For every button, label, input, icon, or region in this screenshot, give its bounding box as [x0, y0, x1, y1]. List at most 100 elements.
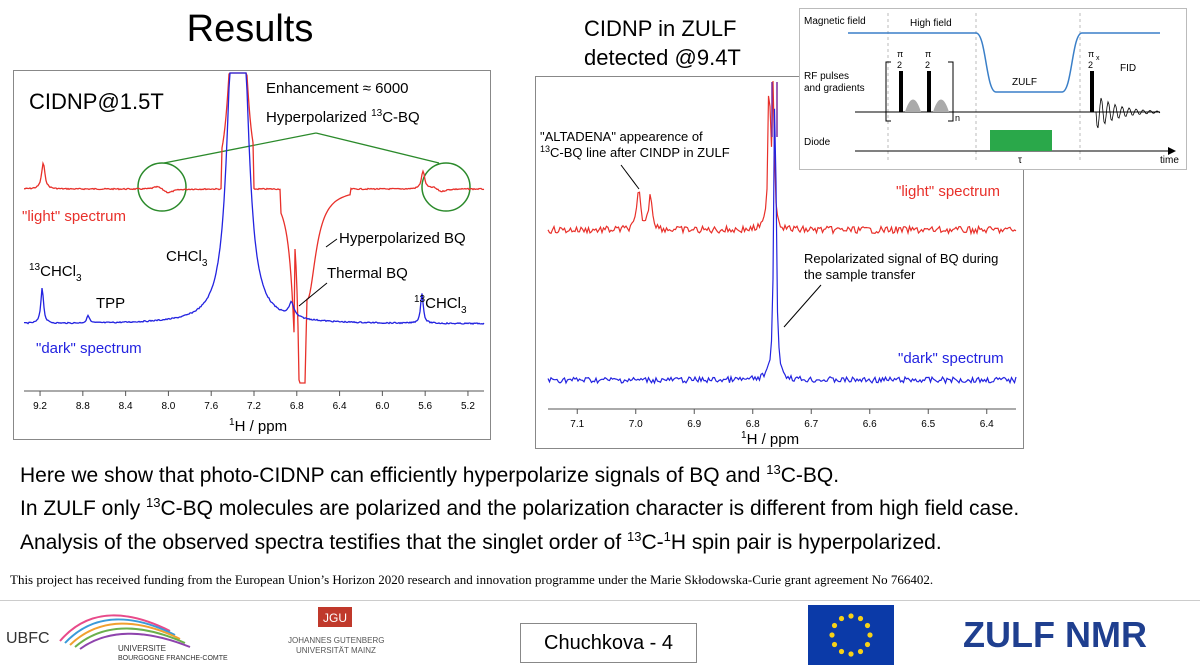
pulse-3 [1090, 71, 1094, 112]
eu-star [864, 622, 871, 629]
left-dark-label: "dark" spectrum [36, 340, 142, 357]
pulse-1 [899, 71, 903, 112]
right-spectrum-chart: "ALTADENA" appearence of 13C-BQ line aft… [540, 80, 1017, 448]
slide-title: Results [186, 8, 314, 50]
x-tick-label: 6.4 [980, 419, 994, 430]
gradient-2 [933, 99, 949, 112]
body-line-1-b: C-BQ. [780, 464, 840, 487]
eu-star [831, 641, 838, 648]
right-heading: CIDNP in ZULF detected @9.4T [584, 14, 741, 72]
thermal-bq-arrow [298, 282, 328, 307]
right-heading-line2: detected @9.4T [584, 45, 741, 70]
x-tick-label: 8.8 [76, 401, 90, 412]
x-tick-label: 6.9 [687, 419, 701, 430]
eu-star [867, 632, 873, 638]
left-spectrum-panel: CIDNP@1.5T Enhancement ≈ 6000 Hyperpolar… [13, 70, 491, 440]
x-tick-label: 8.0 [161, 401, 175, 412]
eu-star [848, 613, 854, 619]
magnetic-field-label: Magnetic field [804, 16, 866, 27]
pulse-diagram-svg: Magnetic field High field ZULF RF pulses… [804, 13, 1179, 166]
right-light-series [547, 80, 1017, 236]
x-3: x [1096, 55, 1100, 62]
body-line-3-sup2: 1 [663, 529, 671, 544]
x-tick-label: 5.6 [418, 401, 432, 412]
right-heading-line1: CIDNP in ZULF [584, 16, 737, 41]
pi-3: π [1088, 49, 1094, 59]
funding-note: This project has received funding from t… [10, 572, 934, 587]
rf-label-line1: RF pulses [804, 71, 849, 82]
eu-star [857, 615, 864, 622]
time-label: time [1160, 155, 1179, 166]
repol-arrow [783, 284, 822, 328]
chcl3-label: CHCl3 [166, 248, 208, 269]
x-tick-label: 6.6 [863, 419, 877, 430]
eu-star [838, 648, 845, 655]
rf-label-line2: and gradients [804, 83, 865, 94]
body-line-2: In ZULF only 13C-BQ molecules are polari… [20, 495, 1019, 521]
thermal-bq-label: Thermal BQ [327, 265, 408, 282]
eu-star [829, 632, 835, 638]
two-2: 2 [925, 60, 930, 70]
x-tick-label: 6.0 [375, 401, 389, 412]
x-tick-label: 6.8 [290, 401, 304, 412]
body-line-2-b: C-BQ molecules are polarized and the pol… [160, 497, 1020, 520]
n-label: n [955, 113, 960, 123]
x-tick-label: 5.2 [461, 401, 475, 412]
zulf-label: ZULF [1012, 77, 1037, 88]
x-tick-label: 7.6 [204, 401, 218, 412]
x-tick-label: 6.4 [333, 401, 347, 412]
x-tick-label: 6.8 [746, 419, 760, 430]
c13chcl3-label-right: 13CHCl3 [414, 294, 467, 316]
body-line-1: Here we show that photo-CIDNP can effici… [20, 462, 839, 488]
slide-number-box: Chuchkova - 4 [520, 623, 697, 663]
guide-line-right [315, 132, 440, 164]
body-line-3-mid: C- [641, 531, 664, 554]
repol-line1: Repolarizated signal of BQ during [804, 251, 998, 266]
eu-star [838, 615, 845, 622]
high-field-label: High field [910, 18, 952, 29]
body-line-3-a: Analysis of the observed spectra testifi… [20, 531, 627, 554]
right-dark-series [547, 108, 1017, 385]
time-arrow-head [1168, 147, 1176, 155]
body-line-1-sup: 13 [766, 462, 781, 477]
jgu-text: JGU [323, 611, 347, 625]
pulse-2 [927, 71, 931, 112]
left-light-label: "light" spectrum [22, 208, 126, 225]
x-tick-label: 9.2 [33, 401, 47, 412]
right-dark-label: "dark" spectrum [898, 350, 1004, 367]
hyper-13c-bq-label: Hyperpolarized 13C-BQ [266, 108, 420, 126]
diode-pulse [990, 130, 1052, 151]
fid-label: FID [1120, 63, 1136, 74]
x-tick-label: 7.1 [570, 419, 584, 430]
circle-left [137, 162, 187, 212]
gutenberg-logo: JGU JOHANNES GUTENBERG UNIVERSITÄT MAINZ [288, 607, 384, 655]
c13chcl3-label-left: 13CHCl3 [29, 262, 82, 284]
circle-right [421, 162, 471, 212]
body-line-3-b: H spin pair is hyperpolarized. [670, 531, 942, 554]
body-line-1-a: Here we show that photo-CIDNP can effici… [20, 464, 767, 487]
altadena-arrow [620, 164, 640, 190]
hyper-bq-arrow [325, 238, 338, 248]
left-x-axis-label: 1H / ppm [229, 417, 287, 435]
bracket [885, 61, 954, 122]
left-dark-series [24, 72, 485, 325]
x-tick-label: 6.7 [804, 419, 818, 430]
eu-star [857, 648, 864, 655]
diode-label: Diode [804, 137, 831, 148]
univ-line2: BOURGOGNE FRANCHE-COMTE [118, 655, 228, 662]
pulse-diagram: Magnetic field High field ZULF RF pulses… [799, 8, 1187, 170]
eu-star [848, 651, 854, 657]
right-light-label: "light" spectrum [896, 183, 1000, 200]
zulf-nmr-text: ZULF NMR [963, 614, 1147, 655]
fid-wave [1095, 97, 1161, 129]
two-1: 2 [897, 60, 902, 70]
body-line-2-a: In ZULF only [20, 497, 147, 520]
altadena-line1: "ALTADENA" appearence of [540, 129, 703, 144]
footer-bar: UBFC UNIVERSITE BOURGOGNE FRANCHE-COMTE … [0, 600, 1200, 668]
x-tick-label: 7.2 [247, 401, 261, 412]
eu-flag [808, 605, 894, 665]
univ-line1: UNIVERSITE [118, 644, 166, 653]
gutenberg-line1: JOHANNES GUTENBERG [288, 636, 384, 645]
repol-line2: the sample transfer [804, 267, 916, 282]
left-spectrum-chart: CIDNP@1.5T Enhancement ≈ 6000 Hyperpolar… [22, 72, 485, 435]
_ _ _ _
Copy the item above line for line, without changing any text or numbers, and leave out the picture.

TASK RESPONSE:
For every button, label, input, icon, or region in this screenshot, give its bounding box as [x0, y0, x1, y1]. List at most 100 elements.
pulse-3 [1090, 71, 1094, 112]
eu-star [864, 622, 871, 629]
left-dark-label: "dark" spectrum [36, 340, 142, 357]
pulse-1 [899, 71, 903, 112]
right-spectrum-chart: "ALTADENA" appearence of 13C-BQ line aft… [540, 80, 1017, 448]
slide-title: Results [186, 8, 314, 50]
x-tick-label: 6.4 [980, 419, 994, 430]
gradient-2 [933, 99, 949, 112]
body-line-1-b: C-BQ. [780, 464, 840, 487]
eu-star [831, 641, 838, 648]
right-heading: CIDNP in ZULF detected @9.4T [584, 14, 741, 72]
thermal-bq-arrow [298, 282, 328, 307]
right-heading-line2: detected @9.4T [584, 45, 741, 70]
x-tick-label: 8.8 [76, 401, 90, 412]
x-tick-label: 6.9 [687, 419, 701, 430]
eu-star [867, 632, 873, 638]
left-spectrum-panel: CIDNP@1.5T Enhancement ≈ 6000 Hyperpolar… [13, 70, 491, 440]
x-tick-label: 8.0 [161, 401, 175, 412]
eu-star [848, 613, 854, 619]
magnetic-field-label: Magnetic field [804, 16, 866, 27]
pulse-diagram-svg: Magnetic field High field ZULF RF pulses… [804, 13, 1179, 166]
right-light-series [547, 80, 1017, 236]
x-3: x [1096, 55, 1100, 62]
body-line-3-sup2: 1 [663, 529, 671, 544]
x-tick-label: 5.6 [418, 401, 432, 412]
right-heading-line1: CIDNP in ZULF [584, 16, 737, 41]
pi-3: π [1088, 49, 1094, 59]
funding-note: This project has received funding from t… [10, 572, 934, 587]
rf-label-line1: RF pulses [804, 71, 849, 82]
eu-star [857, 615, 864, 622]
time-label: time [1160, 155, 1179, 166]
repol-arrow [783, 284, 822, 328]
chcl3-label: CHCl3 [166, 248, 208, 269]
x-tick-label: 6.6 [863, 419, 877, 430]
eu-star [838, 648, 845, 655]
rf-label-line2: and gradients [804, 83, 865, 94]
body-line-2: In ZULF only 13C-BQ molecules are polari… [20, 495, 1019, 521]
thermal-bq-label: Thermal BQ [327, 265, 408, 282]
eu-star [829, 632, 835, 638]
two-2: 2 [925, 60, 930, 70]
x-tick-label: 6.0 [375, 401, 389, 412]
x-tick-label: 6.8 [290, 401, 304, 412]
body-line-2-b: C-BQ molecules are polarized and the pol… [160, 497, 1020, 520]
n-label: n [955, 113, 960, 123]
x-tick-label: 5.2 [461, 401, 475, 412]
zulf-label: ZULF [1012, 77, 1037, 88]
x-tick-label: 7.6 [204, 401, 218, 412]
x-tick-label: 6.4 [333, 401, 347, 412]
x-tick-label: 6.8 [746, 419, 760, 430]
c13chcl3-label-right: 13CHCl3 [414, 294, 467, 316]
body-line-1: Here we show that photo-CIDNP can effici… [20, 462, 839, 488]
slide-number-box: Chuchkova - 4 [520, 623, 697, 663]
guide-line-right [315, 132, 440, 164]
body-line-3-mid: C- [641, 531, 664, 554]
repol-line1: Repolarizated signal of BQ during [804, 251, 998, 266]
eu-star [838, 615, 845, 622]
high-field-label: High field [910, 18, 952, 29]
body-line-3-a: Analysis of the observed spectra testifi… [20, 531, 627, 554]
right-dark-series [547, 108, 1017, 385]
time-arrow-head [1168, 147, 1176, 155]
body-line-1-sup: 13 [766, 462, 781, 477]
jgu-text: JGU [323, 611, 347, 625]
pulse-2 [927, 71, 931, 112]
left-light-label: "light" spectrum [22, 208, 126, 225]
x-tick-label: 9.2 [33, 401, 47, 412]
right-dark-label: "dark" spectrum [898, 350, 1004, 367]
hyper-13c-bq-label: Hyperpolarized 13C-BQ [266, 108, 420, 126]
diode-pulse [990, 130, 1052, 151]
fid-label: FID [1120, 63, 1136, 74]
x-tick-label: 7.1 [570, 419, 584, 430]
circle-left [137, 162, 187, 212]
gutenberg-logo: JGU JOHANNES GUTENBERG UNIVERSITÄT MAINZ [288, 607, 384, 655]
c13chcl3-label-left: 13CHCl3 [29, 262, 82, 284]
circle-right [421, 162, 471, 212]
body-line-3-b: H spin pair is hyperpolarized. [670, 531, 942, 554]
body-line-1-a: Here we show that photo-CIDNP can effici… [20, 464, 767, 487]
altadena-arrow [620, 164, 640, 190]
hyper-bq-arrow [325, 238, 338, 248]
left-x-axis-label: 1H / ppm [229, 417, 287, 435]
bracket [885, 61, 954, 122]
left-dark-series [24, 72, 485, 325]
x-tick-label: 6.7 [804, 419, 818, 430]
eu-star [857, 648, 864, 655]
diode-label: Diode [804, 137, 831, 148]
univ-line2: BOURGOGNE FRANCHE-COMTE [118, 655, 228, 662]
pulse-diagram: Magnetic field High field ZULF RF pulses… [799, 8, 1187, 170]
eu-star [848, 651, 854, 657]
right-light-label: "light" spectrum [896, 183, 1000, 200]
zulf-nmr-text: ZULF NMR [963, 614, 1147, 655]
fid-wave [1095, 97, 1161, 129]
two-1: 2 [897, 60, 902, 70]
body-line-2-a: In ZULF only [20, 497, 147, 520]
altadena-line1: "ALTADENA" appearence of [540, 129, 703, 144]
footer-bar: UBFC UNIVERSITE BOURGOGNE FRANCHE-COMTE … [0, 600, 1200, 668]
x-tick-label: 7.2 [247, 401, 261, 412]
eu-flag [808, 605, 894, 665]
univ-line1: UNIVERSITE [118, 644, 166, 653]
gutenberg-line1: JOHANNES GUTENBERG [288, 636, 384, 645]
repol-line2: the sample transfer [804, 267, 916, 282]
left-spectrum-chart: CIDNP@1.5T Enhancement ≈ 6000 Hyperpolar… [22, 72, 485, 435]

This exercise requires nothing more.